Restate the whole of the material. Keep every word, and drop the pictures.

'''

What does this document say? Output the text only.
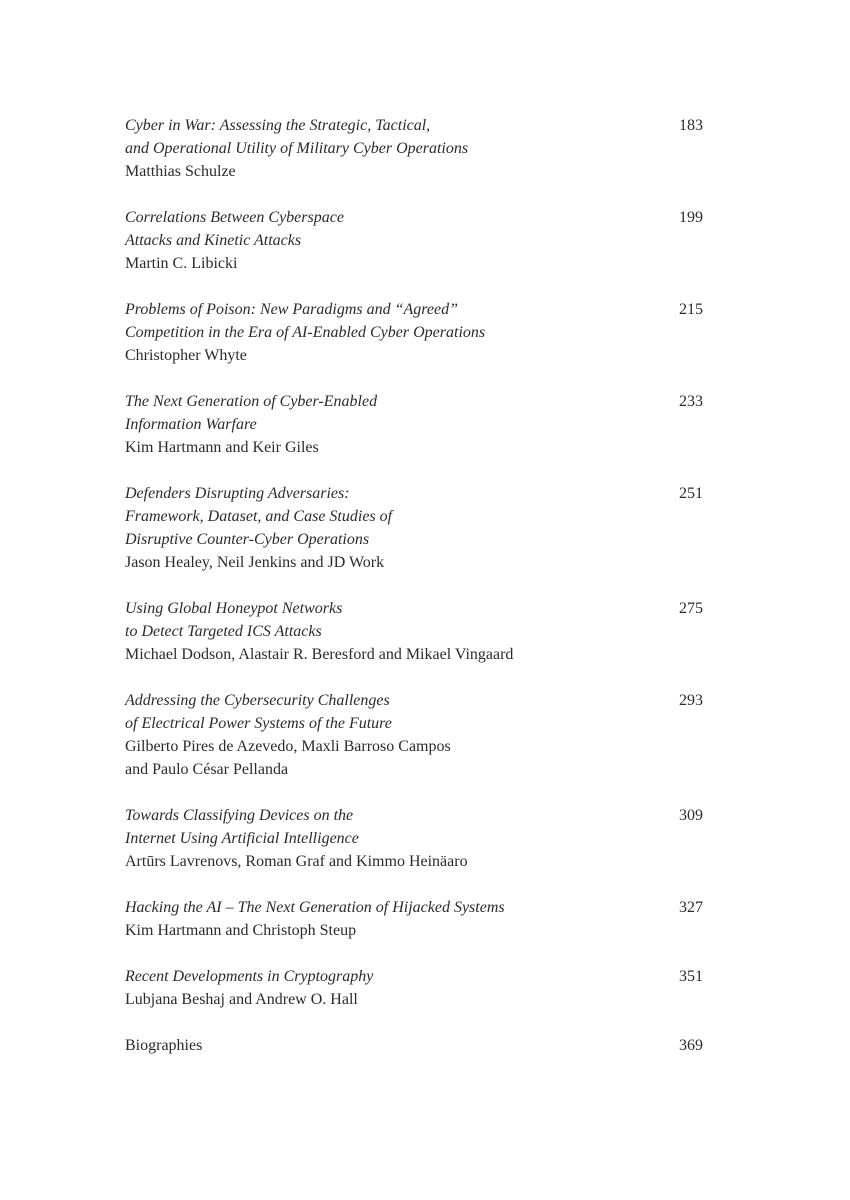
Cyber in War: Assessing the Strategic, Tactical,
and Operational Utility of Military Cyber Operations
Matthias Schulze
183
Correlations Between Cyberspace
Attacks and Kinetic Attacks
Martin C. Libicki
199
Problems of Poison: New Paradigms and “Agreed”
Competition in the Era of AI-Enabled Cyber Operations
Christopher Whyte
215
The Next Generation of Cyber-Enabled
Information Warfare
Kim Hartmann and Keir Giles
233
Defenders Disrupting Adversaries:
Framework, Dataset, and Case Studies of
Disruptive Counter-Cyber Operations
Jason Healey, Neil Jenkins and JD Work
251
Using Global Honeypot Networks
to Detect Targeted ICS Attacks
Michael Dodson, Alastair R. Beresford and Mikael Vingaard
275
Addressing the Cybersecurity Challenges
of Electrical Power Systems of the Future
Gilberto Pires de Azevedo, Maxli Barroso Campos
and Paulo César Pellanda
293
Towards Classifying Devices on the
Internet Using Artificial Intelligence
Artūrs Lavrenovs, Roman Graf and Kimmo Heinäaro
309
Hacking the AI – The Next Generation of Hijacked Systems
Kim Hartmann and Christoph Steup
327
Recent Developments in Cryptography
Lubjana Beshaj and Andrew O. Hall
351
Biographies	369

'''

■ Final result:
What does this document say? Output the text only.
Cyber in War: Assessing the Strategic, Tactical,
and Operational Utility of Military Cyber Operations
Matthias Schulze
183
Correlations Between Cyberspace
Attacks and Kinetic Attacks
Martin C. Libicki
199
Problems of Poison: New Paradigms and “Agreed”
Competition in the Era of AI-Enabled Cyber Operations
Christopher Whyte
215
The Next Generation of Cyber-Enabled
Information Warfare
Kim Hartmann and Keir Giles
233
Defenders Disrupting Adversaries:
Framework, Dataset, and Case Studies of
Disruptive Counter-Cyber Operations
Jason Healey, Neil Jenkins and JD Work
251
Using Global Honeypot Networks
to Detect Targeted ICS Attacks
Michael Dodson, Alastair R. Beresford and Mikael Vingaard
275
Addressing the Cybersecurity Challenges
of Electrical Power Systems of the Future
Gilberto Pires de Azevedo, Maxli Barroso Campos
and Paulo César Pellanda
293
Towards Classifying Devices on the
Internet Using Artificial Intelligence
Artūrs Lavrenovs, Roman Graf and Kimmo Heinäaro
309
Hacking the AI – The Next Generation of Hijacked Systems
Kim Hartmann and Christoph Steup
327
Recent Developments in Cryptography
Lubjana Beshaj and Andrew O. Hall
351
Biographies	369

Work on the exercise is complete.